_Task requirements_
Your task is to return the line containing "Decode this image" plus every line after it, exactly and with nothing added.

* start Source records *

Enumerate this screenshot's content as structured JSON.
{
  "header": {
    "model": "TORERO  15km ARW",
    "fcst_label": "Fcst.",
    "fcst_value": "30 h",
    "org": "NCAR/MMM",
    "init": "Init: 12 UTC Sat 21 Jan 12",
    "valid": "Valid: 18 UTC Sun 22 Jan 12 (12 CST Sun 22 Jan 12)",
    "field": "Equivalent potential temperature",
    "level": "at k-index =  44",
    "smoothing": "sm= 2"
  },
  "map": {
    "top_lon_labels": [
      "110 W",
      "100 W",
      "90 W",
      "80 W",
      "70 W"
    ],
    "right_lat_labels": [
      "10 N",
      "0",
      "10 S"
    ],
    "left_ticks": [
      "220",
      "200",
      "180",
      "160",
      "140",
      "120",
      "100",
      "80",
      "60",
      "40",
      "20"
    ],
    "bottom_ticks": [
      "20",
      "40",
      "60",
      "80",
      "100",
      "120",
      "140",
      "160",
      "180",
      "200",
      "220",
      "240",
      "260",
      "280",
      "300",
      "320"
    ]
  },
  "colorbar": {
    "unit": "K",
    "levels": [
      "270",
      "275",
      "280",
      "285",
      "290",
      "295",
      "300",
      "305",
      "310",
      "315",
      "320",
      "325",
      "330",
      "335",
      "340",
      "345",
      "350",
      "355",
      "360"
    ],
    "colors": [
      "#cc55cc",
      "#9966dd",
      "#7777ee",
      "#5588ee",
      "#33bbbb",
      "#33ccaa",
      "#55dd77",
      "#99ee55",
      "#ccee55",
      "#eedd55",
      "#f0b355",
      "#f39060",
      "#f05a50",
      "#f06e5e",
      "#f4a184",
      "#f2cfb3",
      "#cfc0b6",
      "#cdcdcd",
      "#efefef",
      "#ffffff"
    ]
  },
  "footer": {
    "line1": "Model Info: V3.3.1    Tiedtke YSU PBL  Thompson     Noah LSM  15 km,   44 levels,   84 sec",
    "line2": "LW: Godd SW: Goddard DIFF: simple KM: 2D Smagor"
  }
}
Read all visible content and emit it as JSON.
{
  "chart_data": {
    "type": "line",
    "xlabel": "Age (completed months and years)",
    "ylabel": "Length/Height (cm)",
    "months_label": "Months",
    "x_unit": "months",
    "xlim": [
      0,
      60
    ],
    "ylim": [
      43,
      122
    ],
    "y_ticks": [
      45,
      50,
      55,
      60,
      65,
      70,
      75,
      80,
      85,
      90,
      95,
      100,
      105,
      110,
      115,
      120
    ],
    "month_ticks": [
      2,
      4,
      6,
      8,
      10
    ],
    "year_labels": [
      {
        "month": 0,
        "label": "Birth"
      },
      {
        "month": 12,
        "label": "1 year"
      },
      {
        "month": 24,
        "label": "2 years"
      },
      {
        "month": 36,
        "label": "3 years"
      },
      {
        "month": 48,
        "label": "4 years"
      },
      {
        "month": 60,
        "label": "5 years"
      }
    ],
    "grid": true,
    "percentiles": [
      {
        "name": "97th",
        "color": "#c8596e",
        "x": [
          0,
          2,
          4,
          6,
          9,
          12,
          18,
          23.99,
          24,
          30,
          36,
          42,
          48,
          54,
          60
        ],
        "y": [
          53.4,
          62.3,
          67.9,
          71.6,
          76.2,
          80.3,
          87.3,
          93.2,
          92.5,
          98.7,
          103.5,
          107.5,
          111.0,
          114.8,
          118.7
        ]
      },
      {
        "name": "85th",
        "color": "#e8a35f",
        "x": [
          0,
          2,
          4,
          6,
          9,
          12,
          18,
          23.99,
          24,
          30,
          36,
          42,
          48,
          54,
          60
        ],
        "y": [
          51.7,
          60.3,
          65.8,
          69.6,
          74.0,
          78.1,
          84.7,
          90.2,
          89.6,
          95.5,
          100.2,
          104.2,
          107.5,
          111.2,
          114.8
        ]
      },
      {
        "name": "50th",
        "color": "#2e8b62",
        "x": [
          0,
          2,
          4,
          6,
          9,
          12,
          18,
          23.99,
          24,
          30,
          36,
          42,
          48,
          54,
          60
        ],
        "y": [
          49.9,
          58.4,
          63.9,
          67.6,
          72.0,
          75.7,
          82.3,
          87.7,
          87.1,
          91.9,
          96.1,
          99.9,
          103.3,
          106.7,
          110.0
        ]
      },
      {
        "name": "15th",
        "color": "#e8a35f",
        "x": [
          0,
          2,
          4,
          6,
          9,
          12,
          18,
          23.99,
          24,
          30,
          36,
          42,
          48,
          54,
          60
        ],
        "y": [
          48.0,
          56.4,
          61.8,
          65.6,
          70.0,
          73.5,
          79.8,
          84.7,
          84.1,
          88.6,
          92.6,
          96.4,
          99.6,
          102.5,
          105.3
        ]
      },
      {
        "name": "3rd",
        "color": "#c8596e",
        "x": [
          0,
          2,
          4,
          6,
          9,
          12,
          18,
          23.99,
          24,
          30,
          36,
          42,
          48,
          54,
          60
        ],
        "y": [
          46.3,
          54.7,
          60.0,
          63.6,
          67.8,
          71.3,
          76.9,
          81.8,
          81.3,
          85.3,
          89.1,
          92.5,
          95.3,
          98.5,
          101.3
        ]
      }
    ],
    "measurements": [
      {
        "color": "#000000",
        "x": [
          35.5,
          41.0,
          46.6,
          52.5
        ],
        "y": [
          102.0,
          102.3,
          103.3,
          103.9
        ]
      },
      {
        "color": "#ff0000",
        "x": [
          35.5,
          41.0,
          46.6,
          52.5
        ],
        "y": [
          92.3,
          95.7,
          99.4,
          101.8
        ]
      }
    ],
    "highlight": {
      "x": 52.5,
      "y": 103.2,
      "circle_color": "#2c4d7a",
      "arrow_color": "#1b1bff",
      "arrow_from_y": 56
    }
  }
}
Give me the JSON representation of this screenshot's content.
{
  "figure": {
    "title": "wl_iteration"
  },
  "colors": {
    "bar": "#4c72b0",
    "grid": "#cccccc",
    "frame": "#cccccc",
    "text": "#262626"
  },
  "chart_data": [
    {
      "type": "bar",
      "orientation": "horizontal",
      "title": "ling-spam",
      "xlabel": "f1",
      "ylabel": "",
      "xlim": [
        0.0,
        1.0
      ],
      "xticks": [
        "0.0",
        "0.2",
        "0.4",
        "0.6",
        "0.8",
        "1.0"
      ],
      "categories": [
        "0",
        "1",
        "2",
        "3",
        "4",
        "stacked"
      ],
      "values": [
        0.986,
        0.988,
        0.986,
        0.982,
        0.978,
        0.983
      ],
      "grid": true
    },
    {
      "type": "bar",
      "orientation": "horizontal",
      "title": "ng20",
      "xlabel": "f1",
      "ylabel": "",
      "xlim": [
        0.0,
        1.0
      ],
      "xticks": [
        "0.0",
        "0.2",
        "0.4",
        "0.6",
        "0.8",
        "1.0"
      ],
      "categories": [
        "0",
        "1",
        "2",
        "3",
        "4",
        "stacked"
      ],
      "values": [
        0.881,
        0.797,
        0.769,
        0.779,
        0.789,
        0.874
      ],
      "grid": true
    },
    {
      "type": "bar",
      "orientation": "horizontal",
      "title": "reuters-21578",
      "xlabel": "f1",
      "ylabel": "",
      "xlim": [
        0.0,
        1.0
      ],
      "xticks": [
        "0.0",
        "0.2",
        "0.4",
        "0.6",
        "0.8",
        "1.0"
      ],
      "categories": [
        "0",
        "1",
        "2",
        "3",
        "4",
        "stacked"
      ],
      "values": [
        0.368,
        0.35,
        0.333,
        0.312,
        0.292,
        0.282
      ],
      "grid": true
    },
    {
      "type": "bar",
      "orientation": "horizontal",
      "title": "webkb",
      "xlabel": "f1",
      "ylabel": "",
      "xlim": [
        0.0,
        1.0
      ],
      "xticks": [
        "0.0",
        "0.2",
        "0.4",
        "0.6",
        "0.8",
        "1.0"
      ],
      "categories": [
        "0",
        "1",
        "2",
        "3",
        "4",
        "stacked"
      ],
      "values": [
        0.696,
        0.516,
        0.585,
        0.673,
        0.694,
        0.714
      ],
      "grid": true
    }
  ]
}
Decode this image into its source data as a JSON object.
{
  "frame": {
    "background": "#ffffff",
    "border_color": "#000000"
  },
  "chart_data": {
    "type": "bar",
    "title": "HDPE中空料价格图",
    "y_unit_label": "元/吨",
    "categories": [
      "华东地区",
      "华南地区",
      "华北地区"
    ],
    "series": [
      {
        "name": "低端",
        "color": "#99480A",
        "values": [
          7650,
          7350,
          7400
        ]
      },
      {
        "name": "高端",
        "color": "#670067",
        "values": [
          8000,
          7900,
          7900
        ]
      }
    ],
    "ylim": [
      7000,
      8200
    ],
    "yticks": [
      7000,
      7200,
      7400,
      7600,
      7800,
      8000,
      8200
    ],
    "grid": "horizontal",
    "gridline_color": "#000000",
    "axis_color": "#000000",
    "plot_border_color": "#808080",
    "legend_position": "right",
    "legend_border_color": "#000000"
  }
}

* end Source records *

_Answer to this exercise_
Decode this image into its source data as a JSON object.
{
  "frame": {
    "background": "#ffffff",
    "border_color": "#000000"
  },
  "chart_data": {
    "type": "bar",
    "title": "HDPE中空料价格图",
    "y_unit_label": "元/吨",
    "categories": [
      "华东地区",
      "华南地区",
      "华北地区"
    ],
    "series": [
      {
        "name": "低端",
        "color": "#99480A",
        "values": [
          7650,
          7350,
          7400
        ]
      },
      {
        "name": "高端",
        "color": "#670067",
        "values": [
          8000,
          7900,
          7900
        ]
      }
    ],
    "ylim": [
      7000,
      8200
    ],
    "yticks": [
      7000,
      7200,
      7400,
      7600,
      7800,
      8000,
      8200
    ],
    "grid": "horizontal",
    "gridline_color": "#000000",
    "axis_color": "#000000",
    "plot_border_color": "#808080",
    "legend_position": "right",
    "legend_border_color": "#000000"
  }
}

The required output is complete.